§ PROBLEM DETAILS
Repeat the whole of the data, keeping every detail the same.

•••

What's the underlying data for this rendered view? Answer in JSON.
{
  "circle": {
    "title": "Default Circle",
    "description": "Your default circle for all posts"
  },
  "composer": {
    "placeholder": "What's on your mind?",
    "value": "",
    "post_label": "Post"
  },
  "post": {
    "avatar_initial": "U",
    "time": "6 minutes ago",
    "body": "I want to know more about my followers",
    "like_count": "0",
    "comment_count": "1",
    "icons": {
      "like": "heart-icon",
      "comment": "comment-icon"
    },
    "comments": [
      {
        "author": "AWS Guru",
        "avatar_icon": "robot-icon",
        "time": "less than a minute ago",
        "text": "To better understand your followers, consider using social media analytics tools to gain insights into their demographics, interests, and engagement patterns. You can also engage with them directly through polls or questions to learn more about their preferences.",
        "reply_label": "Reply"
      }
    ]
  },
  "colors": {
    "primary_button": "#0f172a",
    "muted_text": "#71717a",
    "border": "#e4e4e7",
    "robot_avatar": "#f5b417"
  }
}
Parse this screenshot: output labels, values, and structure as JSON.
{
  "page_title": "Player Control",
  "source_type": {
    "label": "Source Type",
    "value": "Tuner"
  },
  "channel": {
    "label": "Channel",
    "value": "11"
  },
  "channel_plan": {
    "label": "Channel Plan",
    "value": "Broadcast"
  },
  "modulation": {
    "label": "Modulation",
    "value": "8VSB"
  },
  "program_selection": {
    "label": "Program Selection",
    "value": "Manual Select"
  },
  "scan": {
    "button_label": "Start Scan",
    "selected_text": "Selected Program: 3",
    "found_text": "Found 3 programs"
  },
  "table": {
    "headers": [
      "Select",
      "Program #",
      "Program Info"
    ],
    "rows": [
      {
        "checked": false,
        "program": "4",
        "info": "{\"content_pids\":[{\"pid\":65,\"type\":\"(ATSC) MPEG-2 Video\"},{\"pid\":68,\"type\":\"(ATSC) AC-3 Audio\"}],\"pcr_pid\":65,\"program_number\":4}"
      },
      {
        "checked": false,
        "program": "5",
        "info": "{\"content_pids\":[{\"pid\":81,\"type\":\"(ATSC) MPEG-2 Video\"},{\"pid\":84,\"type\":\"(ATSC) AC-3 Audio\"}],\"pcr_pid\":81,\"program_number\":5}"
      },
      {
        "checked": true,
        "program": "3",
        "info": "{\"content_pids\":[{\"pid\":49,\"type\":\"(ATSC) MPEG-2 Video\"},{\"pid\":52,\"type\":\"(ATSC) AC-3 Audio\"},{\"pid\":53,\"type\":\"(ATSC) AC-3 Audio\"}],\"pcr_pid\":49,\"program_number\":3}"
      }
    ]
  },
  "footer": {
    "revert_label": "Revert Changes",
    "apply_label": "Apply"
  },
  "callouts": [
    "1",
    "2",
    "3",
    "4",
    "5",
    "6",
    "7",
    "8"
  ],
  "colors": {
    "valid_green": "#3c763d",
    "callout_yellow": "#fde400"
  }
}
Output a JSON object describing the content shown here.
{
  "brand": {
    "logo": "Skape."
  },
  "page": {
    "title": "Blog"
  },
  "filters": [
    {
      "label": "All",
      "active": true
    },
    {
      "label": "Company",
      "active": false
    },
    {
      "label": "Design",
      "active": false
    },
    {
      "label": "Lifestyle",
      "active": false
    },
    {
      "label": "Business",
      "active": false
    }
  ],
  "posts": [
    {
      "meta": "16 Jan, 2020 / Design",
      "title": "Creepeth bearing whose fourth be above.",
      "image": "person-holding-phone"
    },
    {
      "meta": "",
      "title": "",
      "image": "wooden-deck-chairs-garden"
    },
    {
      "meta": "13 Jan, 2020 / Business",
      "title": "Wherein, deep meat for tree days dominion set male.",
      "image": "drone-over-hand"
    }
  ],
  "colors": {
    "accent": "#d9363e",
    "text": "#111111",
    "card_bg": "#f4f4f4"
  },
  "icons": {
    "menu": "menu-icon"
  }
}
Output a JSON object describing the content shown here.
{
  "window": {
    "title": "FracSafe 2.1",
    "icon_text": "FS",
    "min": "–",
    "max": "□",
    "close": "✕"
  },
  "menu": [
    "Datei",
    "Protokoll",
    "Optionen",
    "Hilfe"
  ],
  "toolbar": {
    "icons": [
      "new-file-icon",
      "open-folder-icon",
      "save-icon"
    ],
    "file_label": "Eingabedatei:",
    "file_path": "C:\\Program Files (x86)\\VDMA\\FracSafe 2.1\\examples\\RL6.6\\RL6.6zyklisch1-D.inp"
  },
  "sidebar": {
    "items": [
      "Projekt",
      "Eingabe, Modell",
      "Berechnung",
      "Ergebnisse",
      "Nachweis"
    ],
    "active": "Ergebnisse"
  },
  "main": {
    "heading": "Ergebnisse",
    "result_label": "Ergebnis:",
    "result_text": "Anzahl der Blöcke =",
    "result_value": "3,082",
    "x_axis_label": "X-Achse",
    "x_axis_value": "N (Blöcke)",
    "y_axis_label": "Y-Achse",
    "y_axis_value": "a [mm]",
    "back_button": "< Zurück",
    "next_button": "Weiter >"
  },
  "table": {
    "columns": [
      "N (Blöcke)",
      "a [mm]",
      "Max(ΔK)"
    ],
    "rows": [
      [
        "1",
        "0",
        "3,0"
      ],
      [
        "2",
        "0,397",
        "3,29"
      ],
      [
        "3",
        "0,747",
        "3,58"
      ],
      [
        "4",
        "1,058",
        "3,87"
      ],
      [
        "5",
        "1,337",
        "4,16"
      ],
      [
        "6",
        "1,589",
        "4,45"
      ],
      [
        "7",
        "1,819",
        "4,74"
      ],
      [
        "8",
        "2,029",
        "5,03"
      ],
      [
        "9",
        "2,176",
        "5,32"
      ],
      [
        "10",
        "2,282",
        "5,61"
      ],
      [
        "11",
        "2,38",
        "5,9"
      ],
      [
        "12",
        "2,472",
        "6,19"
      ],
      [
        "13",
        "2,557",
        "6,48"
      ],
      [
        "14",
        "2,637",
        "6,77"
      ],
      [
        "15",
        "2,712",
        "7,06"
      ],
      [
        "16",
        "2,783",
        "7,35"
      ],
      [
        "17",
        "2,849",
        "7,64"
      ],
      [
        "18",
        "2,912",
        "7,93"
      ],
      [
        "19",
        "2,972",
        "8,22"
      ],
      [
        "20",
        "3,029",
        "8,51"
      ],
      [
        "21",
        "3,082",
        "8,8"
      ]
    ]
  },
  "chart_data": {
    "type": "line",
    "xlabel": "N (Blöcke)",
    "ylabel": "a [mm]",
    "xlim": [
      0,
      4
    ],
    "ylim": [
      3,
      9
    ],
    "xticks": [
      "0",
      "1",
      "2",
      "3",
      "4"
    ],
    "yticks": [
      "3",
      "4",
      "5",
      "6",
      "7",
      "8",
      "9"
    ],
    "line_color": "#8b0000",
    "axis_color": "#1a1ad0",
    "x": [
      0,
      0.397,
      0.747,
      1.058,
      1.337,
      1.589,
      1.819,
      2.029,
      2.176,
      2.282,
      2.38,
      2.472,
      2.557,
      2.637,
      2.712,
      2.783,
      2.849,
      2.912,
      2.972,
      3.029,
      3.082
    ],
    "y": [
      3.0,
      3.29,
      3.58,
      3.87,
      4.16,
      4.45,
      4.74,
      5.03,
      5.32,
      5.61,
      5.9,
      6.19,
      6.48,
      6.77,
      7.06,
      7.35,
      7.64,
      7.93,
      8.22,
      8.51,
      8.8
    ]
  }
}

•••

§ FINISHED ANSWER
What's the underlying data for this rendered view? Answer in JSON.
{
  "circle": {
    "title": "Default Circle",
    "description": "Your default circle for all posts"
  },
  "composer": {
    "placeholder": "What's on your mind?",
    "value": "",
    "post_label": "Post"
  },
  "post": {
    "avatar_initial": "U",
    "time": "6 minutes ago",
    "body": "I want to know more about my followers",
    "like_count": "0",
    "comment_count": "1",
    "icons": {
      "like": "heart-icon",
      "comment": "comment-icon"
    },
    "comments": [
      {
        "author": "AWS Guru",
        "avatar_icon": "robot-icon",
        "time": "less than a minute ago",
        "text": "To better understand your followers, consider using social media analytics tools to gain insights into their demographics, interests, and engagement patterns. You can also engage with them directly through polls or questions to learn more about their preferences.",
        "reply_label": "Reply"
      }
    ]
  },
  "colors": {
    "primary_button": "#0f172a",
    "muted_text": "#71717a",
    "border": "#e4e4e7",
    "robot_avatar": "#f5b417"
  }
}
Parse this screenshot: output labels, values, and structure as JSON.
{
  "page_title": "Player Control",
  "source_type": {
    "label": "Source Type",
    "value": "Tuner"
  },
  "channel": {
    "label": "Channel",
    "value": "11"
  },
  "channel_plan": {
    "label": "Channel Plan",
    "value": "Broadcast"
  },
  "modulation": {
    "label": "Modulation",
    "value": "8VSB"
  },
  "program_selection": {
    "label": "Program Selection",
    "value": "Manual Select"
  },
  "scan": {
    "button_label": "Start Scan",
    "selected_text": "Selected Program: 3",
    "found_text": "Found 3 programs"
  },
  "table": {
    "headers": [
      "Select",
      "Program #",
      "Program Info"
    ],
    "rows": [
      {
        "checked": false,
        "program": "4",
        "info": "{\"content_pids\":[{\"pid\":65,\"type\":\"(ATSC) MPEG-2 Video\"},{\"pid\":68,\"type\":\"(ATSC) AC-3 Audio\"}],\"pcr_pid\":65,\"program_number\":4}"
      },
      {
        "checked": false,
        "program": "5",
        "info": "{\"content_pids\":[{\"pid\":81,\"type\":\"(ATSC) MPEG-2 Video\"},{\"pid\":84,\"type\":\"(ATSC) AC-3 Audio\"}],\"pcr_pid\":81,\"program_number\":5}"
      },
      {
        "checked": true,
        "program": "3",
        "info": "{\"content_pids\":[{\"pid\":49,\"type\":\"(ATSC) MPEG-2 Video\"},{\"pid\":52,\"type\":\"(ATSC) AC-3 Audio\"},{\"pid\":53,\"type\":\"(ATSC) AC-3 Audio\"}],\"pcr_pid\":49,\"program_number\":3}"
      }
    ]
  },
  "footer": {
    "revert_label": "Revert Changes",
    "apply_label": "Apply"
  },
  "callouts": [
    "1",
    "2",
    "3",
    "4",
    "5",
    "6",
    "7",
    "8"
  ],
  "colors": {
    "valid_green": "#3c763d",
    "callout_yellow": "#fde400"
  }
}
Output a JSON object describing the content shown here.
{
  "brand": {
    "logo": "Skape."
  },
  "page": {
    "title": "Blog"
  },
  "filters": [
    {
      "label": "All",
      "active": true
    },
    {
      "label": "Company",
      "active": false
    },
    {
      "label": "Design",
      "active": false
    },
    {
      "label": "Lifestyle",
      "active": false
    },
    {
      "label": "Business",
      "active": false
    }
  ],
  "posts": [
    {
      "meta": "16 Jan, 2020 / Design",
      "title": "Creepeth bearing whose fourth be above.",
      "image": "person-holding-phone"
    },
    {
      "meta": "",
      "title": "",
      "image": "wooden-deck-chairs-garden"
    },
    {
      "meta": "13 Jan, 2020 / Business",
      "title": "Wherein, deep meat for tree days dominion set male.",
      "image": "drone-over-hand"
    }
  ],
  "colors": {
    "accent": "#d9363e",
    "text": "#111111",
    "card_bg": "#f4f4f4"
  },
  "icons": {
    "menu": "menu-icon"
  }
}
Output a JSON object describing the content shown here.
{
  "window": {
    "title": "FracSafe 2.1",
    "icon_text": "FS",
    "min": "–",
    "max": "□",
    "close": "✕"
  },
  "menu": [
    "Datei",
    "Protokoll",
    "Optionen",
    "Hilfe"
  ],
  "toolbar": {
    "icons": [
      "new-file-icon",
      "open-folder-icon",
      "save-icon"
    ],
    "file_label": "Eingabedatei:",
    "file_path": "C:\\Program Files (x86)\\VDMA\\FracSafe 2.1\\examples\\RL6.6\\RL6.6zyklisch1-D.inp"
  },
  "sidebar": {
    "items": [
      "Projekt",
      "Eingabe, Modell",
      "Berechnung",
      "Ergebnisse",
      "Nachweis"
    ],
    "active": "Ergebnisse"
  },
  "main": {
    "heading": "Ergebnisse",
    "result_label": "Ergebnis:",
    "result_text": "Anzahl der Blöcke =",
    "result_value": "3,082",
    "x_axis_label": "X-Achse",
    "x_axis_value": "N (Blöcke)",
    "y_axis_label": "Y-Achse",
    "y_axis_value": "a [mm]",
    "back_button": "< Zurück",
    "next_button": "Weiter >"
  },
  "table": {
    "columns": [
      "N (Blöcke)",
      "a [mm]",
      "Max(ΔK)"
    ],
    "rows": [
      [
        "1",
        "0",
        "3,0"
      ],
      [
        "2",
        "0,397",
        "3,29"
      ],
      [
        "3",
        "0,747",
        "3,58"
      ],
      [
        "4",
        "1,058",
        "3,87"
      ],
      [
        "5",
        "1,337",
        "4,16"
      ],
      [
        "6",
        "1,589",
        "4,45"
      ],
      [
        "7",
        "1,819",
        "4,74"
      ],
      [
        "8",
        "2,029",
        "5,03"
      ],
      [
        "9",
        "2,176",
        "5,32"
      ],
      [
        "10",
        "2,282",
        "5,61"
      ],
      [
        "11",
        "2,38",
        "5,9"
      ],
      [
        "12",
        "2,472",
        "6,19"
      ],
      [
        "13",
        "2,557",
        "6,48"
      ],
      [
        "14",
        "2,637",
        "6,77"
      ],
      [
        "15",
        "2,712",
        "7,06"
      ],
      [
        "16",
        "2,783",
        "7,35"
      ],
      [
        "17",
        "2,849",
        "7,64"
      ],
      [
        "18",
        "2,912",
        "7,93"
      ],
      [
        "19",
        "2,972",
        "8,22"
      ],
      [
        "20",
        "3,029",
        "8,51"
      ],
      [
        "21",
        "3,082",
        "8,8"
      ]
    ]
  },
  "chart_data": {
    "type": "line",
    "xlabel": "N (Blöcke)",
    "ylabel": "a [mm]",
    "xlim": [
      0,
      4
    ],
    "ylim": [
      3,
      9
    ],
    "xticks": [
      "0",
      "1",
      "2",
      "3",
      "4"
    ],
    "yticks": [
      "3",
      "4",
      "5",
      "6",
      "7",
      "8",
      "9"
    ],
    "line_color": "#8b0000",
    "axis_color": "#1a1ad0",
    "x": [
      0,
      0.397,
      0.747,
      1.058,
      1.337,
      1.589,
      1.819,
      2.029,
      2.176,
      2.282,
      2.38,
      2.472,
      2.557,
      2.637,
      2.712,
      2.783,
      2.849,
      2.912,
      2.972,
      3.029,
      3.082
    ],
    "y": [
      3.0,
      3.29,
      3.58,
      3.87,
      4.16,
      4.45,
      4.74,
      5.03,
      5.32,
      5.61,
      5.9,
      6.19,
      6.48,
      6.77,
      7.06,
      7.35,
      7.64,
      7.93,
      8.22,
      8.51,
      8.8
    ]
  }
}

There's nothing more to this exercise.